-- BEGIN --

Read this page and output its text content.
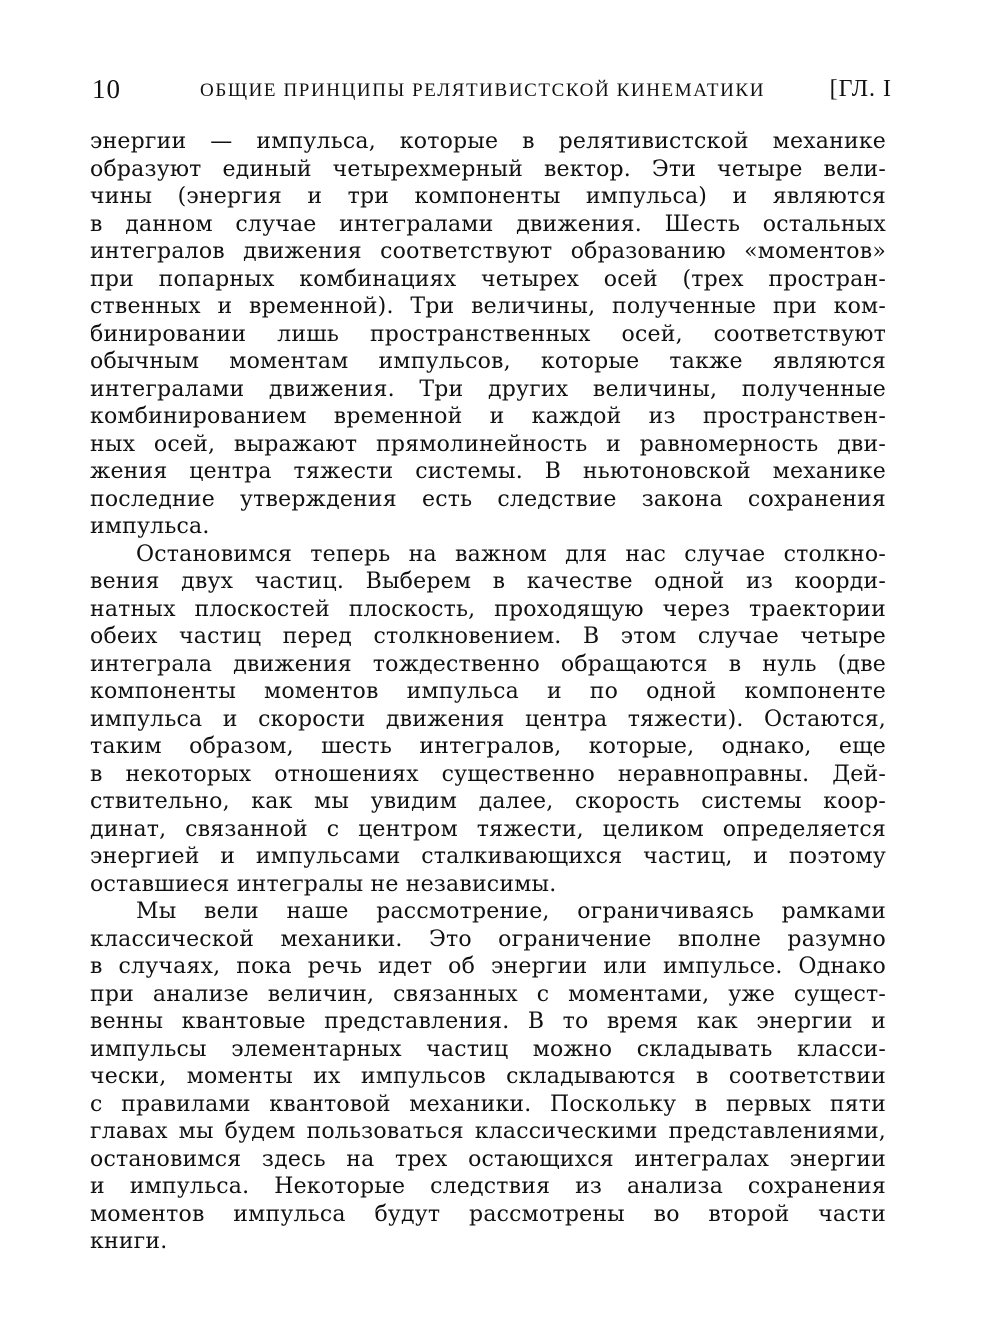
10	ОБЩИЕ ПРИНЦИПЫ РЕЛЯТИВИСТСКОЙ КИНЕМАТИКИ	[ГЛ. I
энергии — импульса, которые в релятивистской механике
образуют единый четырехмерный вектор. Эти четыре вели-
чины (энергия и три компоненты импульса) и являются
в данном случае интегралами движения. Шесть остальных
интегралов движения соответствуют образованию «моментов»
при попарных комбинациях четырех осей (трех простран-
ственных и временной). Три величины, полученные при ком-
бинировании лишь пространственных осей, соответствуют
обычным моментам импульсов, которые также являются
интегралами движения. Три других величины, полученные
комбинированием временной и каждой из пространствен-
ных осей, выражают прямолинейность и равномерность дви-
жения центра тяжести системы. В ньютоновской механике
последние утверждения есть следствие закона сохранения
импульса.
Остановимся теперь на важном для нас случае столкно-
вения двух частиц. Выберем в качестве одной из коорди-
натных плоскостей плоскость, проходящую через траектории
обеих частиц перед столкновением. В этом случае четыре
интеграла движения тождественно обращаются в нуль (две
компоненты моментов импульса и по одной компоненте
импульса и скорости движения центра тяжести). Остаются,
таким образом, шесть интегралов, которые, однако, еще
в некоторых отношениях существенно неравноправны. Дей-
ствительно, как мы увидим далее, скорость системы коор-
динат, связанной с центром тяжести, целиком определяется
энергией и импульсами сталкивающихся частиц, и поэтому
оставшиеся интегралы не независимы.
Мы вели наше рассмотрение, ограничиваясь рамками
классической механики. Это ограничение вполне разумно
в случаях, пока речь идет об энергии или импульсе. Однако
при анализе величин, связанных с моментами, уже сущест-
венны квантовые представления. В то время как энергии и
импульсы элементарных частиц можно складывать класси-
чески, моменты их импульсов складываются в соответствии
с правилами квантовой механики. Поскольку в первых пяти
главах мы будем пользоваться классическими представлениями,
остановимся здесь на трех остающихся интегралах энергии
и импульса. Некоторые следствия из анализа сохранения
моментов импульса будут рассмотрены во второй части
книги.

-- END --

Repeat the material above verbatim. Leave the pictures behind.

Final result ::
Read this page and output its text content.
10	ОБЩИЕ ПРИНЦИПЫ РЕЛЯТИВИСТСКОЙ КИНЕМАТИКИ	[ГЛ. I
энергии — импульса, которые в релятивистской механике
образуют единый четырехмерный вектор. Эти четыре вели-
чины (энергия и три компоненты импульса) и являются
в данном случае интегралами движения. Шесть остальных
интегралов движения соответствуют образованию «моментов»
при попарных комбинациях четырех осей (трех простран-
ственных и временной). Три величины, полученные при ком-
бинировании лишь пространственных осей, соответствуют
обычным моментам импульсов, которые также являются
интегралами движения. Три других величины, полученные
комбинированием временной и каждой из пространствен-
ных осей, выражают прямолинейность и равномерность дви-
жения центра тяжести системы. В ньютоновской механике
последние утверждения есть следствие закона сохранения
импульса.
Остановимся теперь на важном для нас случае столкно-
вения двух частиц. Выберем в качестве одной из коорди-
натных плоскостей плоскость, проходящую через траектории
обеих частиц перед столкновением. В этом случае четыре
интеграла движения тождественно обращаются в нуль (две
компоненты моментов импульса и по одной компоненте
импульса и скорости движения центра тяжести). Остаются,
таким образом, шесть интегралов, которые, однако, еще
в некоторых отношениях существенно неравноправны. Дей-
ствительно, как мы увидим далее, скорость системы коор-
динат, связанной с центром тяжести, целиком определяется
энергией и импульсами сталкивающихся частиц, и поэтому
оставшиеся интегралы не независимы.
Мы вели наше рассмотрение, ограничиваясь рамками
классической механики. Это ограничение вполне разумно
в случаях, пока речь идет об энергии или импульсе. Однако
при анализе величин, связанных с моментами, уже сущест-
венны квантовые представления. В то время как энергии и
импульсы элементарных частиц можно складывать класси-
чески, моменты их импульсов складываются в соответствии
с правилами квантовой механики. Поскольку в первых пяти
главах мы будем пользоваться классическими представлениями,
остановимся здесь на трех остающихся интегралах энергии
и импульса. Некоторые следствия из анализа сохранения
моментов импульса будут рассмотрены во второй части
книги.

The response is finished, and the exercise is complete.